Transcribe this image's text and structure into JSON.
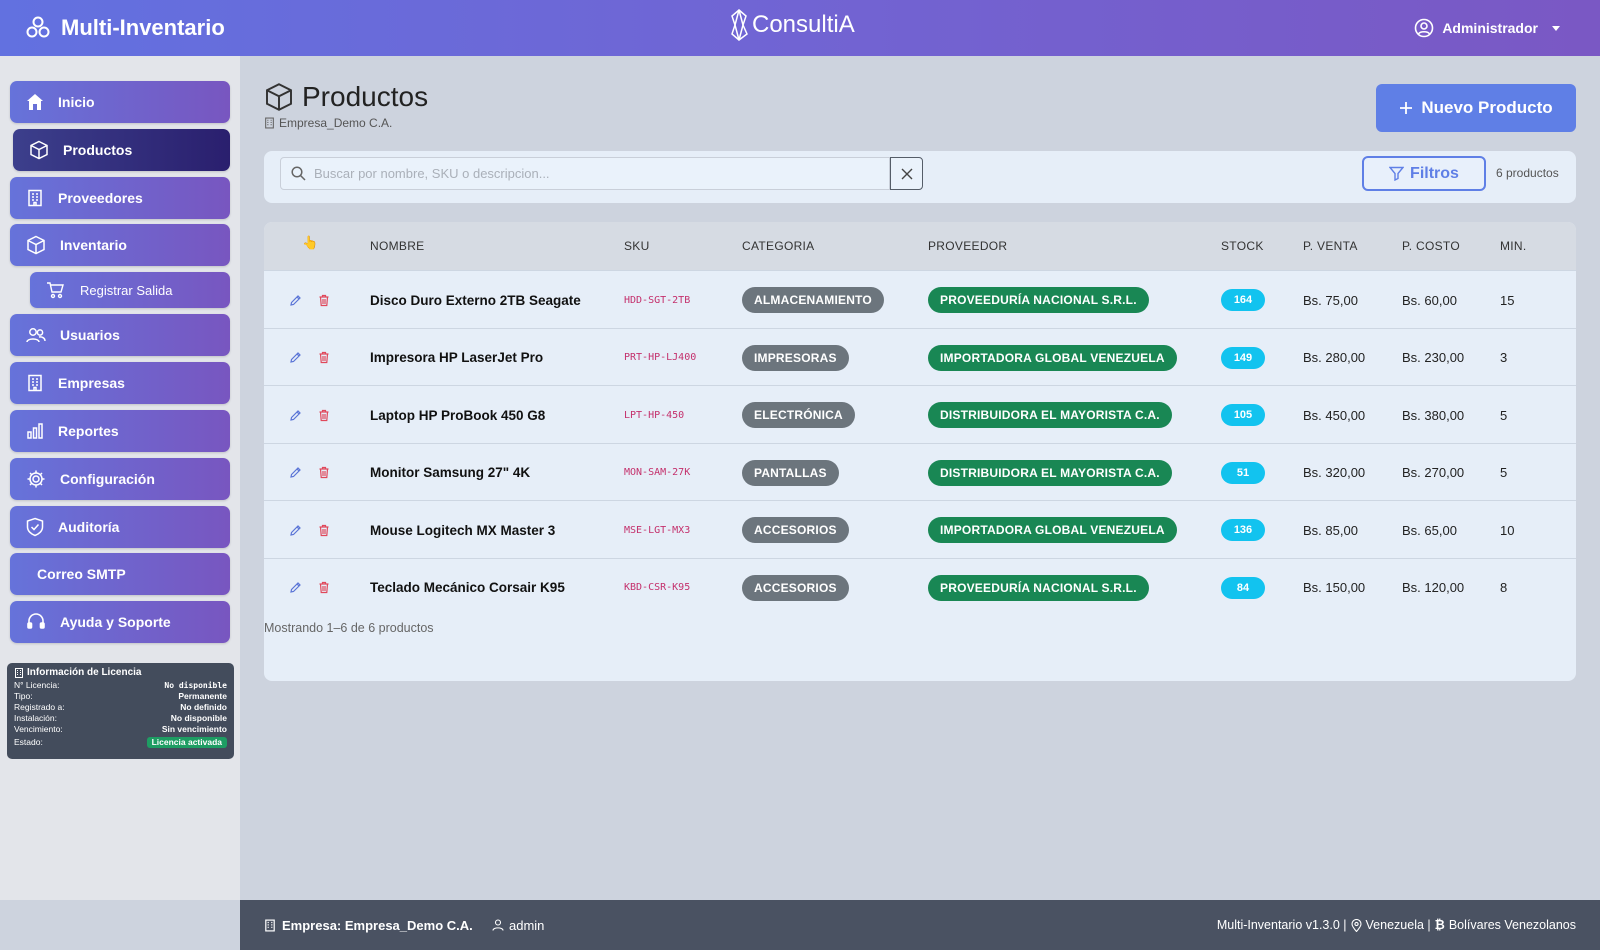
{
  "app": {
    "title": "Multi-Inventario",
    "center_logo": "ConsultiA"
  },
  "user_menu": {
    "label": "Administrador"
  },
  "sidebar": {
    "items": [
      {
        "label": "Inicio",
        "icon": "home-icon"
      },
      {
        "label": "Productos",
        "icon": "box-icon",
        "active": true
      },
      {
        "label": "Proveedores",
        "icon": "building-icon"
      },
      {
        "label": "Inventario",
        "icon": "box-icon"
      },
      {
        "label": "Registrar Salida",
        "icon": "cart-icon",
        "sub": true
      },
      {
        "label": "Usuarios",
        "icon": "users-icon"
      },
      {
        "label": "Empresas",
        "icon": "building-icon"
      },
      {
        "label": "Reportes",
        "icon": "bar-chart-icon"
      },
      {
        "label": "Configuración",
        "icon": "gear-icon"
      },
      {
        "label": "Auditoría",
        "icon": "shield-check-icon"
      },
      {
        "label": "Correo SMTP",
        "icon": ""
      },
      {
        "label": "Ayuda y Soporte",
        "icon": "headset-icon"
      }
    ]
  },
  "license": {
    "title": "Información de Licencia",
    "rows": [
      {
        "label": "N° Licencia:",
        "value": "No disponible"
      },
      {
        "label": "Tipo:",
        "value": "Permanente"
      },
      {
        "label": "Registrado a:",
        "value": "No definido"
      },
      {
        "label": "Instalación:",
        "value": "No disponible"
      },
      {
        "label": "Vencimiento:",
        "value": "Sin vencimiento"
      },
      {
        "label": "Estado:",
        "value": "Licencia activada"
      }
    ]
  },
  "page": {
    "title": "Productos",
    "company": "Empresa_Demo C.A.",
    "new_button": "Nuevo Producto"
  },
  "search": {
    "placeholder": "Buscar por nombre, SKU o descripcion...",
    "filters_label": "Filtros",
    "count_label": "6 productos"
  },
  "table": {
    "headers": {
      "nombre": "NOMBRE",
      "sku": "SKU",
      "categoria": "CATEGORIA",
      "proveedor": "PROVEEDOR",
      "stock": "STOCK",
      "p_venta": "P. VENTA",
      "p_costo": "P. COSTO",
      "min": "MIN."
    },
    "rows": [
      {
        "nombre": "Disco Duro Externo 2TB Seagate",
        "sku": "HDD-SGT-2TB",
        "categoria": "ALMACENAMIENTO",
        "proveedor": "PROVEEDURÍA NACIONAL S.R.L.",
        "stock": "164",
        "p_venta": "Bs. 75,00",
        "p_costo": "Bs. 60,00",
        "min": "15"
      },
      {
        "nombre": "Impresora HP LaserJet Pro",
        "sku": "PRT-HP-LJ400",
        "categoria": "IMPRESORAS",
        "proveedor": "IMPORTADORA GLOBAL VENEZUELA",
        "stock": "149",
        "p_venta": "Bs. 280,00",
        "p_costo": "Bs. 230,00",
        "min": "3"
      },
      {
        "nombre": "Laptop HP ProBook 450 G8",
        "sku": "LPT-HP-450",
        "categoria": "ELECTRÓNICA",
        "proveedor": "DISTRIBUIDORA EL MAYORISTA C.A.",
        "stock": "105",
        "p_venta": "Bs. 450,00",
        "p_costo": "Bs. 380,00",
        "min": "5"
      },
      {
        "nombre": "Monitor Samsung 27\" 4K",
        "sku": "MON-SAM-27K",
        "categoria": "PANTALLAS",
        "proveedor": "DISTRIBUIDORA EL MAYORISTA C.A.",
        "stock": "51",
        "p_venta": "Bs. 320,00",
        "p_costo": "Bs. 270,00",
        "min": "5"
      },
      {
        "nombre": "Mouse Logitech MX Master 3",
        "sku": "MSE-LGT-MX3",
        "categoria": "ACCESORIOS",
        "proveedor": "IMPORTADORA GLOBAL VENEZUELA",
        "stock": "136",
        "p_venta": "Bs. 85,00",
        "p_costo": "Bs. 65,00",
        "min": "10"
      },
      {
        "nombre": "Teclado Mecánico Corsair K95",
        "sku": "KBD-CSR-K95",
        "categoria": "ACCESORIOS",
        "proveedor": "PROVEEDURÍA NACIONAL S.R.L.",
        "stock": "84",
        "p_venta": "Bs. 150,00",
        "p_costo": "Bs. 120,00",
        "min": "8"
      }
    ],
    "showing": "Mostrando 1–6 de 6 productos"
  },
  "footer": {
    "company": "Empresa: Empresa_Demo C.A.",
    "user": "admin",
    "version": "Multi-Inventario v1.3.0 |",
    "country": "Venezuela |",
    "currency": "Bolívares Venezolanos"
  },
  "colors": {
    "primary": "#6271e0",
    "accent": "#5f7fe6",
    "success": "#198754",
    "info": "#12c3ef",
    "secondary": "#6c757d"
  }
}
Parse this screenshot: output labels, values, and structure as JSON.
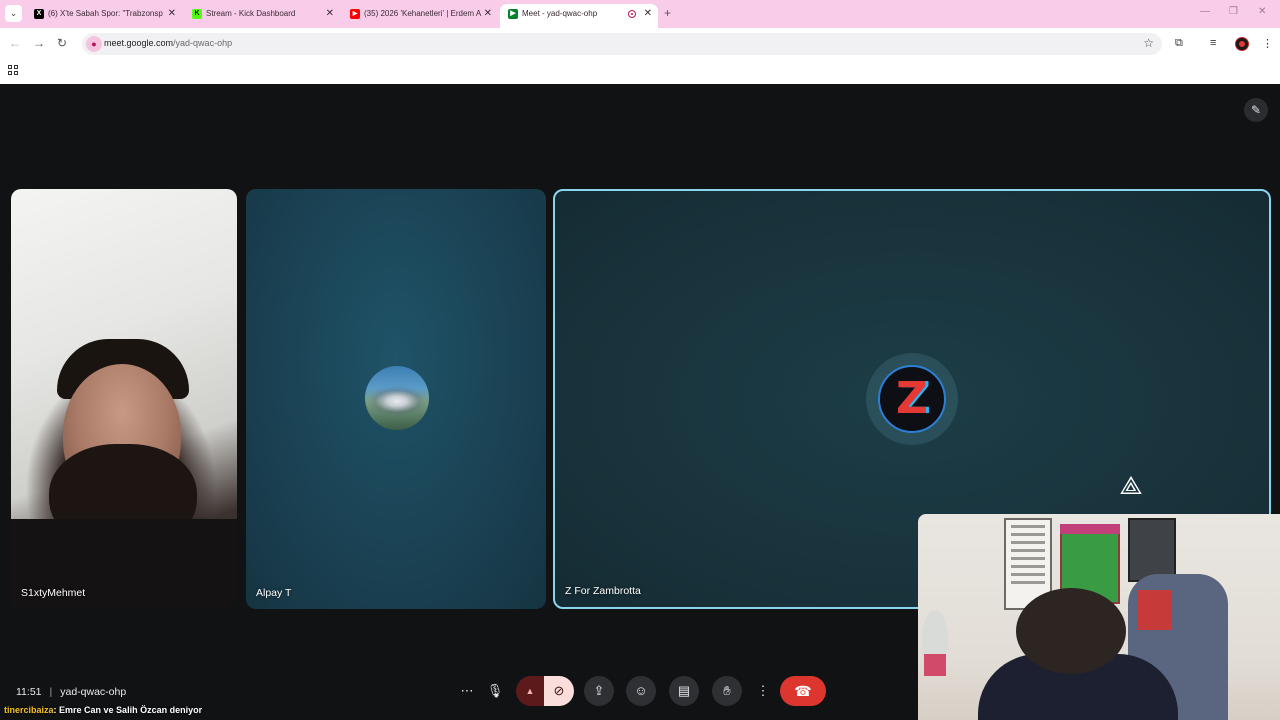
{
  "browser": {
    "tabs": [
      {
        "title": "(6) X'te Sabah Spor: \"Trabzonsp",
        "icon": "x-logo-icon",
        "color": "#000000"
      },
      {
        "title": "Stream - Kick Dashboard",
        "icon": "kick-logo-icon",
        "color": "#53fc18"
      },
      {
        "title": "(35) 2026 'Kehanetleri' | Erdem A",
        "icon": "youtube-logo-icon",
        "color": "#ff0000"
      },
      {
        "title": "Meet - yad-qwac-ohp",
        "icon": "google-meet-icon",
        "color": "#00832d",
        "active": true
      }
    ],
    "url_host": "meet.google.com",
    "url_path": "/yad-qwac-ohp",
    "tabbar_color": "#f9cdea"
  },
  "participants": [
    {
      "name": "S1xtyMehmet",
      "type": "video"
    },
    {
      "name": "Alpay T",
      "type": "avatar"
    },
    {
      "name": "Z For Zambrotta",
      "type": "avatar",
      "avatar_letter": "Z",
      "speaking": true
    }
  ],
  "meeting": {
    "time": "11:51",
    "separator": "|",
    "code": "yad-qwac-ohp"
  },
  "ticker": {
    "user": "tinercibaiza",
    "message": ": Emre Can ve Salih Özcan deniyor"
  },
  "controls": {
    "mic": "microphone-icon",
    "camera": "camera-off-icon",
    "end_call_color": "#dc362e"
  }
}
══════
Show all lines from the data above in which the word "categoria" appears.

      "categoria": "CATEGORIA",
        "categoria": "ALMACENAMIENTO",
        "categoria": "IMPRESORAS",
        "categoria": "ELECTRÓNICA",
        "categoria": "PANTALLAS",
        "categoria": "ACCESORIOS",
        "categoria": "ACCESORIOS",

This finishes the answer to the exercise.